* **EXERCISE GOAL**:
Copy each line below in which the word "아쉬웠는데요" occurs.

* **RECORD SET**:

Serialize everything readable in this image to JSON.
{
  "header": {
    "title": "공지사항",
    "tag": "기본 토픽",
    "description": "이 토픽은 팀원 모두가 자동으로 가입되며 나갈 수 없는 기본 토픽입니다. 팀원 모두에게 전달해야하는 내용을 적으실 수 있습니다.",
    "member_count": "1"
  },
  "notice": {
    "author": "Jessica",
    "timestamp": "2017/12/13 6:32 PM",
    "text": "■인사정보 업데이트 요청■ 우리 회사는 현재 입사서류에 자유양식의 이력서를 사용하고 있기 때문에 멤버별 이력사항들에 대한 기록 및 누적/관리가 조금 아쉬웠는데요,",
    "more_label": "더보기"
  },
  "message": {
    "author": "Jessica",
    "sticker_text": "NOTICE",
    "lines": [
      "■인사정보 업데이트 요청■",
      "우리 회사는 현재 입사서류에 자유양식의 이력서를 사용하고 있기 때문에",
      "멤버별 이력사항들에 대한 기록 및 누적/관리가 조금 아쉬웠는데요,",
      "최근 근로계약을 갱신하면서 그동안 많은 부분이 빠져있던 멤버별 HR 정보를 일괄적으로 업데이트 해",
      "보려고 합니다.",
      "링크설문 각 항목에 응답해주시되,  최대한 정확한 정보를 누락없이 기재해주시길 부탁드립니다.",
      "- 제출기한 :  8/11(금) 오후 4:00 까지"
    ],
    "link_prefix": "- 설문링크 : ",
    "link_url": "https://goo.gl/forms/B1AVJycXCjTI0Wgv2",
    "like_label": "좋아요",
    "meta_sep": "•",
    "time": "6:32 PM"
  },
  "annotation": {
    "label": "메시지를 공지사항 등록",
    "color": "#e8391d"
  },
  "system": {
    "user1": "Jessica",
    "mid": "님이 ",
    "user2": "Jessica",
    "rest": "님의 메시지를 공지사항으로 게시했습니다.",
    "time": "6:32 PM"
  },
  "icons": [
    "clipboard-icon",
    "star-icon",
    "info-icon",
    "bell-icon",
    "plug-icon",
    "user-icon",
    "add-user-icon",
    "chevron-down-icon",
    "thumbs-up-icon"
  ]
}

* **COMPLETED EXERCISE**:
    "text": "■인사정보 업데이트 요청■ 우리 회사는 현재 입사서류에 자유양식의 이력서를 사용하고 있기 때문에 멤버별 이력사항들에 대한 기록 및 누적/관리가 조금 아쉬웠는데요,",
      "멤버별 이력사항들에 대한 기록 및 누적/관리가 조금 아쉬웠는데요,",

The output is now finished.